### [What you are asked to do]
State how many lines of the entries hold the string "screenshot". Reply with the number alone.

### [Entries provided]
--- START ---

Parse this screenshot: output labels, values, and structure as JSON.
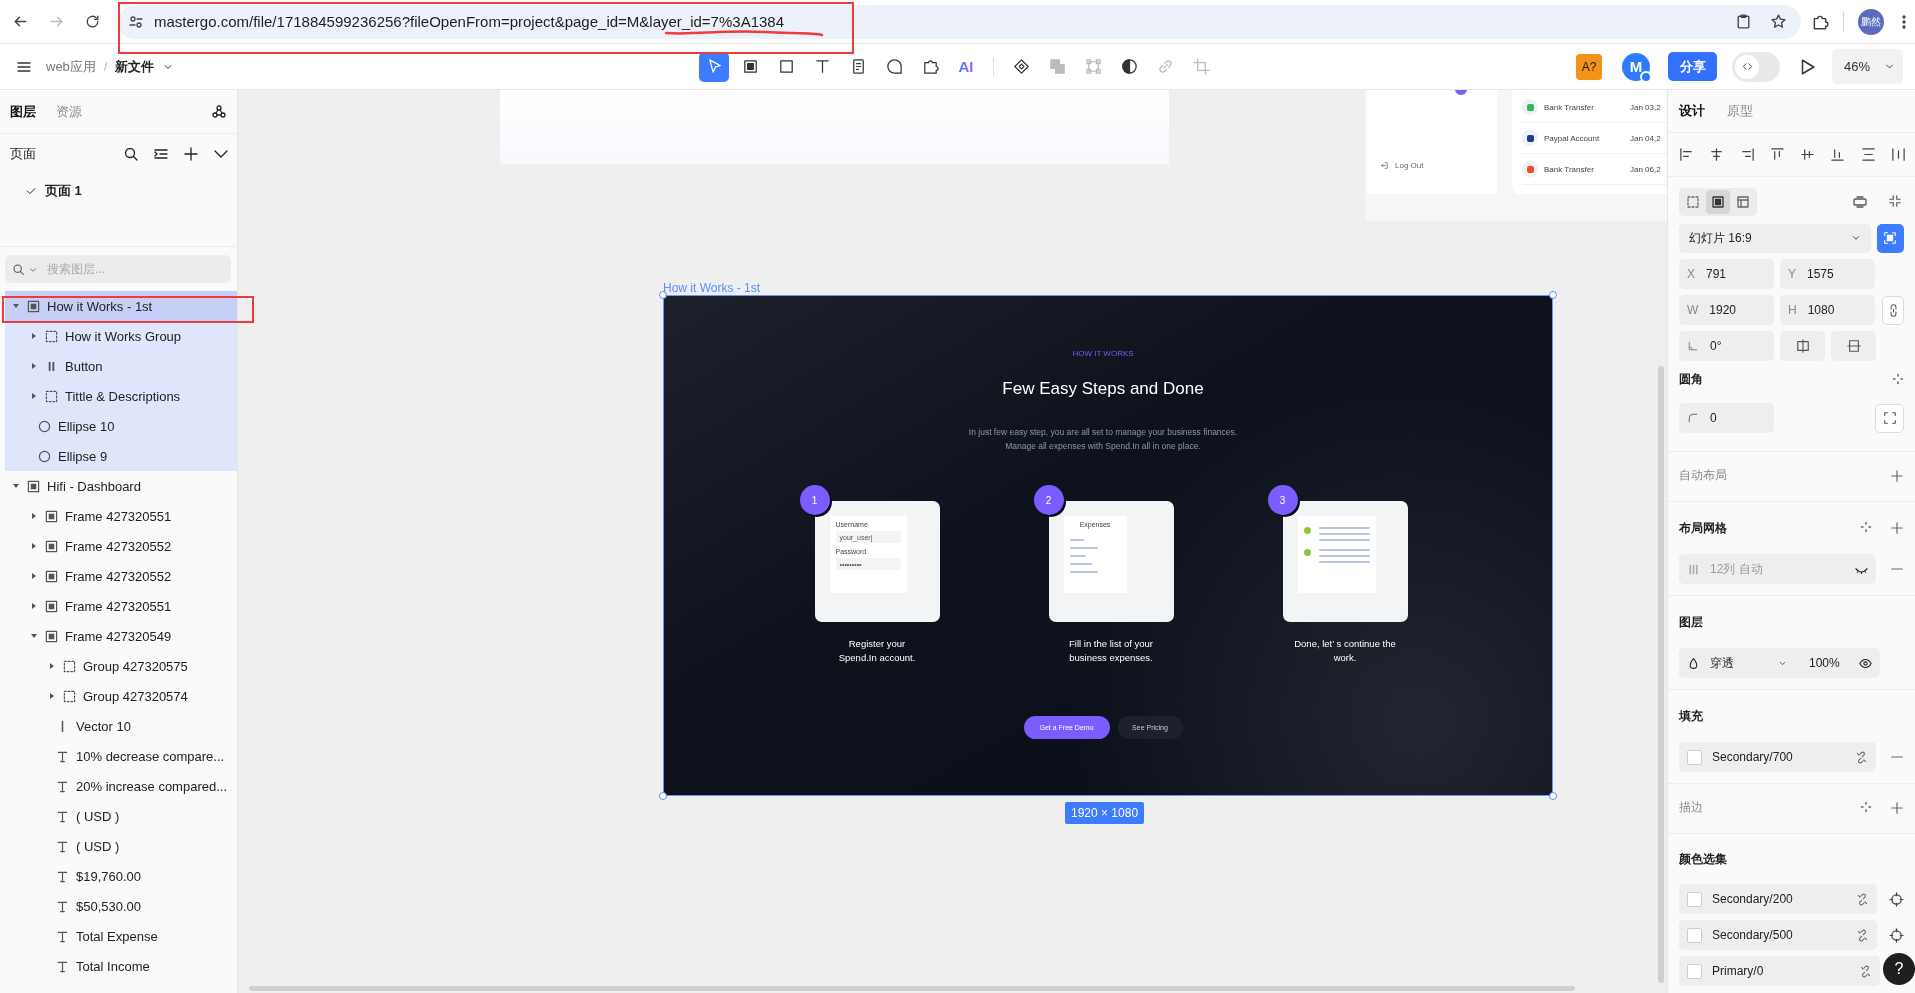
{
  "browser": {
    "url": "mastergo.com/file/171884599236256?fileOpenFrom=project&page_id=M&layer_id=7%3A1384",
    "forward_disabled": true,
    "profile": "鹏然"
  },
  "toolbar": {
    "project": "web应用",
    "separator": "/",
    "file": "新文件",
    "tools": [
      {
        "kind": "move",
        "selected": true,
        "disabled": false
      },
      {
        "kind": "frame",
        "selected": false,
        "disabled": false
      },
      {
        "kind": "rect",
        "selected": false,
        "disabled": false
      },
      {
        "kind": "text",
        "selected": false,
        "disabled": false
      },
      {
        "kind": "note",
        "selected": false,
        "disabled": false
      },
      {
        "kind": "comment",
        "selected": false,
        "disabled": false
      },
      {
        "kind": "plugin",
        "selected": false,
        "disabled": false
      },
      {
        "kind": "ai",
        "label": "AI",
        "selected": false,
        "disabled": false
      },
      {
        "kind": "component",
        "selected": false,
        "disabled": false
      },
      {
        "kind": "boolean",
        "selected": false,
        "disabled": true
      },
      {
        "kind": "corners",
        "selected": false,
        "disabled": true
      },
      {
        "kind": "contrast",
        "selected": false,
        "disabled": false
      },
      {
        "kind": "link",
        "selected": false,
        "disabled": true
      },
      {
        "kind": "crop",
        "selected": false,
        "disabled": true
      }
    ],
    "badge": "A?",
    "avatar": "M",
    "share": "分享",
    "dev_mode": false,
    "zoom": "46%"
  },
  "layers_panel": {
    "tabs": [
      {
        "label": "图层",
        "selected": true
      },
      {
        "label": "资源",
        "selected": false
      }
    ],
    "pages_title": "页面",
    "pages": [
      {
        "label": "页面 1",
        "selected": true
      }
    ],
    "search": {
      "placeholder": "搜索图层..."
    },
    "layers": [
      {
        "label": "How it Works - 1st",
        "kind": "frame",
        "expanded": true,
        "selected": true,
        "children": [
          {
            "label": "How it Works Group",
            "kind": "group",
            "expanded": false,
            "selected": false
          },
          {
            "label": "Button",
            "kind": "button",
            "expanded": false,
            "selected": false
          },
          {
            "label": "Tittle & Descriptions",
            "kind": "group",
            "expanded": false,
            "selected": false
          },
          {
            "label": "Ellipse 10",
            "kind": "ellipse",
            "selected": false
          },
          {
            "label": "Ellipse 9",
            "kind": "ellipse",
            "selected": false
          }
        ]
      },
      {
        "label": "Hifi - Dashboard",
        "kind": "frame",
        "expanded": true,
        "selected": false,
        "children": [
          {
            "label": "Frame 427320551",
            "kind": "frame",
            "expanded": false,
            "selected": false
          },
          {
            "label": "Frame 427320552",
            "kind": "frame",
            "expanded": false,
            "selected": false
          },
          {
            "label": "Frame 427320552",
            "kind": "frame",
            "expanded": false,
            "selected": false
          },
          {
            "label": "Frame 427320551",
            "kind": "frame",
            "expanded": false,
            "selected": false
          },
          {
            "label": "Frame 427320549",
            "kind": "frame",
            "expanded": true,
            "selected": false,
            "children": [
              {
                "label": "Group 427320575",
                "kind": "group",
                "expanded": false,
                "selected": false
              },
              {
                "label": "Group 427320574",
                "kind": "group",
                "expanded": false,
                "selected": false
              },
              {
                "label": "Vector 10",
                "kind": "vector",
                "selected": false
              },
              {
                "label": "10% decrease compare...",
                "kind": "text",
                "selected": false
              },
              {
                "label": "20% increase compared...",
                "kind": "text",
                "selected": false
              },
              {
                "label": "( USD )",
                "kind": "text",
                "selected": false
              },
              {
                "label": "( USD )",
                "kind": "text",
                "selected": false
              },
              {
                "label": "$19,760.00",
                "kind": "text",
                "selected": false
              },
              {
                "label": "$50,530.00",
                "kind": "text",
                "selected": false
              },
              {
                "label": "Total Expense",
                "kind": "text",
                "selected": false
              },
              {
                "label": "Total Income",
                "kind": "text",
                "selected": false
              }
            ]
          }
        ]
      }
    ]
  },
  "canvas": {
    "frame_label": "How it Works - 1st",
    "size": "1920 × 1080",
    "frame": {
      "eyebrow": "HOW IT WORKS",
      "title": "Few Easy Steps and Done",
      "description": [
        "In just few easy step, you are all set to manage your business finances.",
        "Manage all expenses with Spend.In all in one place."
      ],
      "steps": [
        {
          "number": "1",
          "kind": "login",
          "caption": [
            "Register your",
            "Spend.In account."
          ],
          "texts": [
            "Username",
            "your_user|",
            "Password",
            "•••••••••"
          ]
        },
        {
          "number": "2",
          "kind": "list",
          "caption": [
            "Fill in the list of your",
            "business expenses."
          ],
          "texts": [
            "Expenses"
          ]
        },
        {
          "number": "3",
          "kind": "checks",
          "caption": [
            "Done, let’ s continue the",
            "work."
          ]
        }
      ],
      "buttons": [
        {
          "label": "Get a Free Demo",
          "kind": "primary"
        },
        {
          "label": "See Pricing",
          "kind": "secondary"
        }
      ]
    },
    "dashboard_peek": {
      "logout": "Log Out",
      "transactions": [
        {
          "name": "Bank Transfer",
          "date": "Jan 03,2",
          "color": "#35b85a"
        },
        {
          "name": "Paypal Account",
          "date": "Jan 04,2",
          "color": "#1d3b8f"
        },
        {
          "name": "Bank Transfer",
          "date": "Jan 06,2",
          "color": "#f24e1e"
        }
      ]
    }
  },
  "design_panel": {
    "tabs": [
      {
        "label": "设计",
        "selected": true
      },
      {
        "label": "原型",
        "selected": false
      }
    ],
    "frame_modes": [
      {
        "kind": "free",
        "selected": false
      },
      {
        "kind": "frame",
        "selected": true
      },
      {
        "kind": "page",
        "selected": false
      }
    ],
    "preset": "幻灯片 16:9",
    "fields": [
      {
        "label": "X",
        "value": "791"
      },
      {
        "label": "Y",
        "value": "1575"
      },
      {
        "label": "W",
        "value": "1920"
      },
      {
        "label": "H",
        "value": "1080"
      }
    ],
    "rotation": "0°",
    "sections": [
      {
        "kind": "corner",
        "title": "圆角",
        "value": "0",
        "empty": false
      },
      {
        "kind": "auto_layout",
        "title": "自动布局",
        "empty": true
      },
      {
        "kind": "grid",
        "title": "布局网格",
        "value": "12列 自动",
        "visible": false,
        "empty": false
      },
      {
        "kind": "layer",
        "title": "图层",
        "blend": "穿透",
        "opacity": "100%",
        "empty": false
      },
      {
        "kind": "fill",
        "title": "填充",
        "value": "Secondary/700",
        "empty": false
      },
      {
        "kind": "stroke",
        "title": "描边",
        "empty": true
      },
      {
        "kind": "styles",
        "title": "颜色选集",
        "items": [
          "Secondary/200",
          "Secondary/500",
          "Primary/0"
        ],
        "empty": false
      }
    ],
    "help": "?"
  }
}
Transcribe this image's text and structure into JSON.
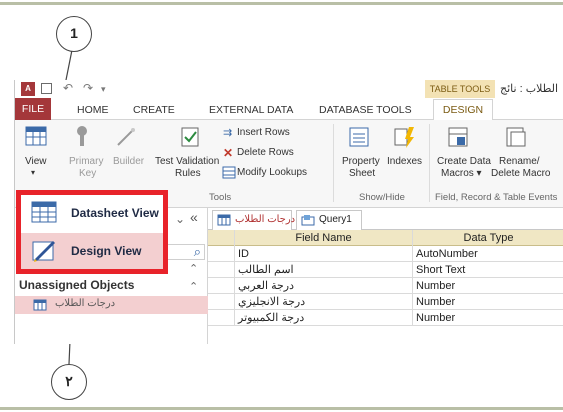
{
  "quick_access": {
    "app_logo": "A",
    "undo_glyph": "↶",
    "redo_glyph": "↷",
    "more_glyph": "▾",
    "context_group": "TABLE TOOLS",
    "window_title": "الطلاب : نائج"
  },
  "tabs": [
    "FILE",
    "HOME",
    "CREATE",
    "EXTERNAL DATA",
    "DATABASE TOOLS",
    "DESIGN"
  ],
  "ribbon": {
    "view": "View",
    "view_arrow": "▾",
    "primary_key_1": "Primary",
    "primary_key_2": "Key",
    "builder": "Builder",
    "test_validation_1": "Test Validation",
    "test_validation_2": "Rules",
    "insert_rows": "Insert Rows",
    "delete_rows": "Delete Rows",
    "modify_lookups": "Modify Lookups",
    "tools_group": "Tools",
    "property_sheet_1": "Property",
    "property_sheet_2": "Sheet",
    "indexes": "Indexes",
    "show_hide_group": "Show/Hide",
    "create_data_macros_1": "Create Data",
    "create_data_macros_2": "Macros ▾",
    "rename_delete_macro_1": "Rename/",
    "rename_delete_macro_2": "Delete Macro",
    "field_record_group": "Field, Record & Table Events"
  },
  "view_menu": {
    "datasheet_view": "Datasheet View",
    "design_view": "Design View"
  },
  "nav_pane": {
    "collapse": "«",
    "dropdown": "⌄",
    "search_icon": "⌕",
    "group_title": "Unassigned Objects",
    "chevron": "⌃",
    "item": "درجات الطلاب"
  },
  "doc_tabs": {
    "table_tab": "درجات الطلاب",
    "query_tab": "Query1"
  },
  "grid": {
    "headers": [
      "Field Name",
      "Data Type"
    ],
    "rows": [
      [
        "ID",
        "AutoNumber"
      ],
      [
        "اسم الطالب",
        "Short Text"
      ],
      [
        "درجة العربي",
        "Number"
      ],
      [
        "درجة الانجليزي",
        "Number"
      ],
      [
        "درجة الكمبيوتر",
        "Number"
      ]
    ]
  },
  "callouts": [
    "1",
    "٢"
  ]
}
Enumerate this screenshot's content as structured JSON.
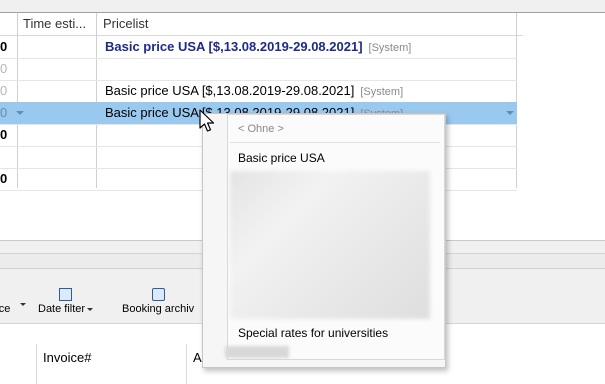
{
  "grid": {
    "columns": [
      "",
      "Time esti...",
      "Pricelist"
    ],
    "rows": [
      {
        "num": "0",
        "num_style": "bold",
        "pricelist": "Basic price USA [$,13.08.2019-29.08.2021]",
        "system": "[System]",
        "style": "bold"
      },
      {
        "num": "0",
        "num_style": "dim",
        "pricelist": "",
        "system": "",
        "style": ""
      },
      {
        "num": "0",
        "num_style": "dim",
        "pricelist": "Basic price USA [$,13.08.2019-29.08.2021]",
        "system": "[System]",
        "style": ""
      },
      {
        "num": "0",
        "num_style": "dim",
        "pricelist": "Basic price USA [$,13.08.2019-29.08.2021]",
        "system": "[System]",
        "style": "selected"
      },
      {
        "num": "0",
        "num_style": "bold",
        "pricelist": "",
        "system": "",
        "style": ""
      },
      {
        "num": "",
        "num_style": "",
        "pricelist": "",
        "system": "",
        "style": ""
      },
      {
        "num": "0",
        "num_style": "bold",
        "pricelist": "",
        "system": "",
        "style": ""
      }
    ]
  },
  "toolbar": {
    "items": [
      {
        "label": "ce",
        "icon": "filter-icon"
      },
      {
        "label": "Date filter",
        "icon": "calendar-icon"
      },
      {
        "label": "Booking archiv",
        "icon": "archive-icon"
      }
    ]
  },
  "bottom_table": {
    "columns": [
      "Invoice#",
      "A"
    ]
  },
  "dropdown": {
    "none_option": "< Ohne >",
    "options": [
      "Basic price USA",
      "Special rates for universities"
    ]
  },
  "colors": {
    "selection": "#99c9ef",
    "bold_text": "#1d2a8b"
  }
}
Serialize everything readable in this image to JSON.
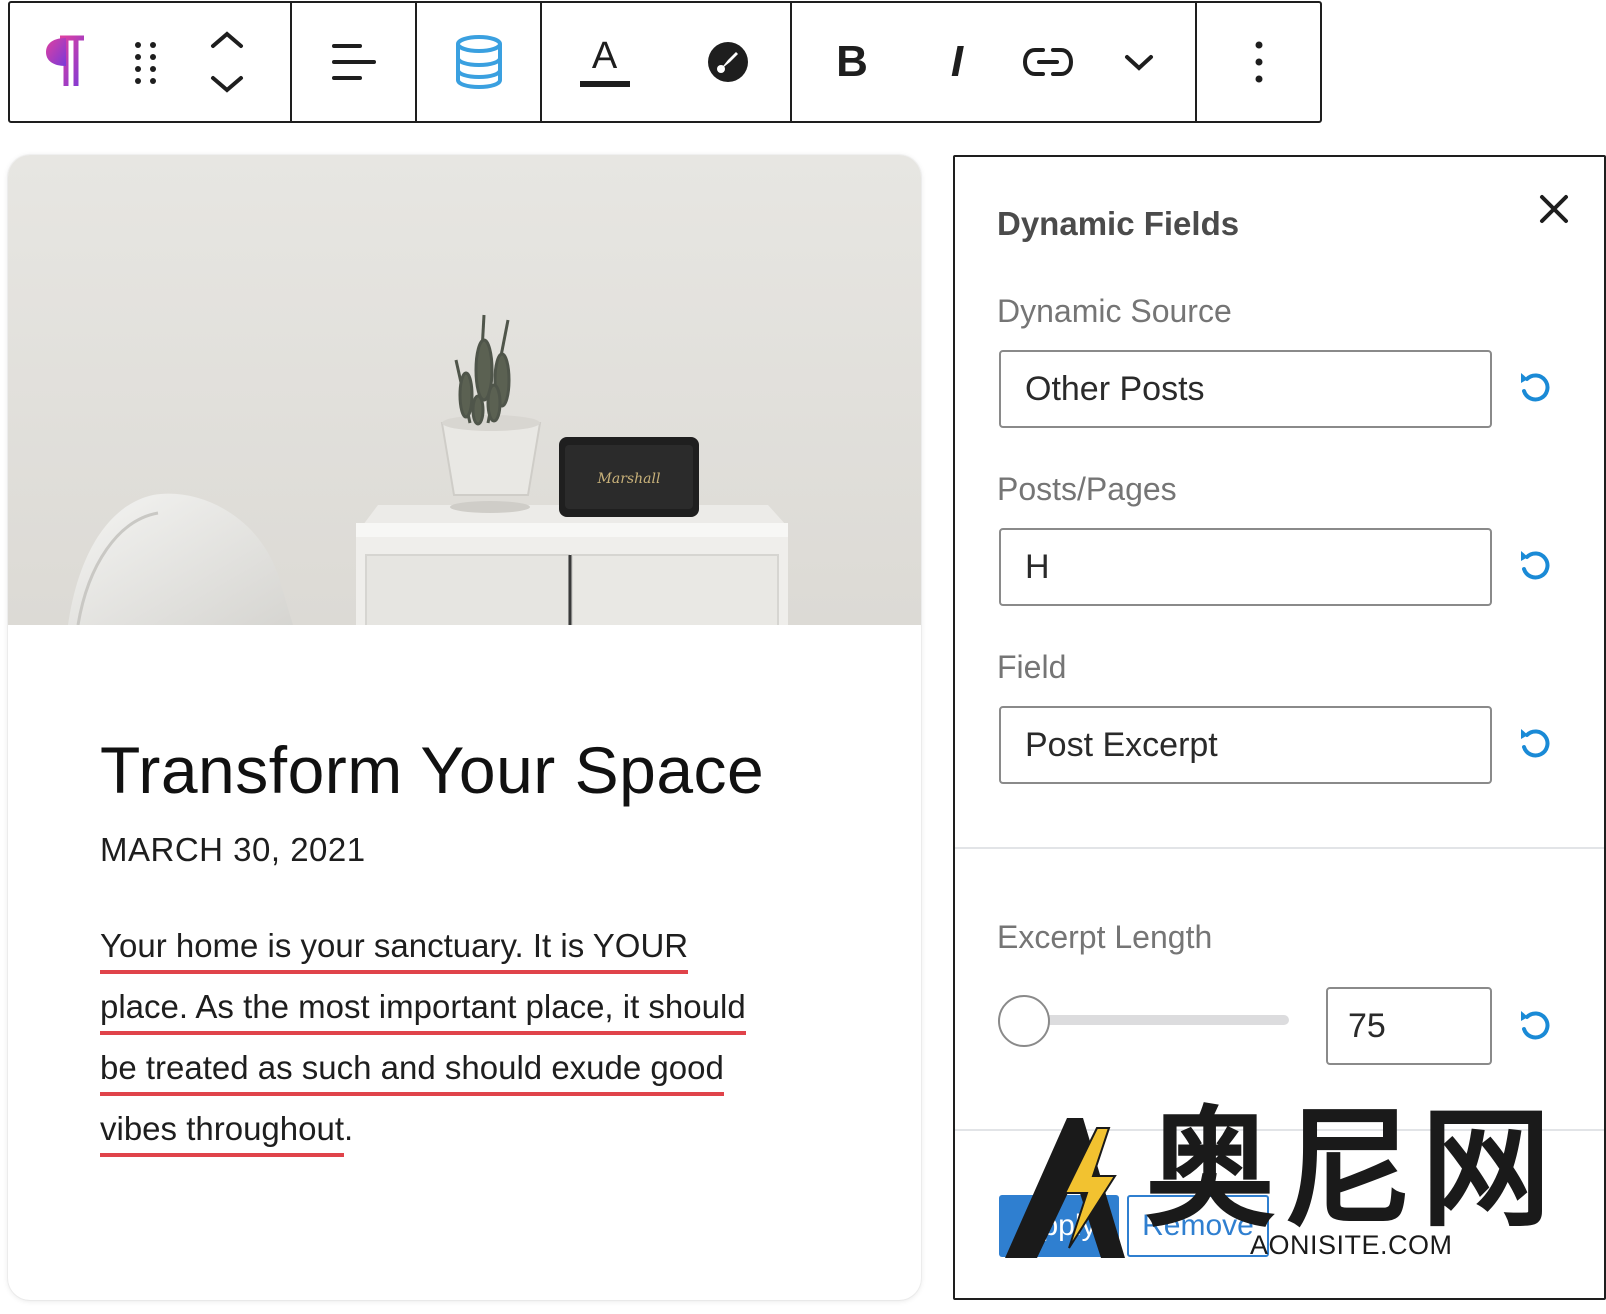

--- END ---

### [Solution below]
2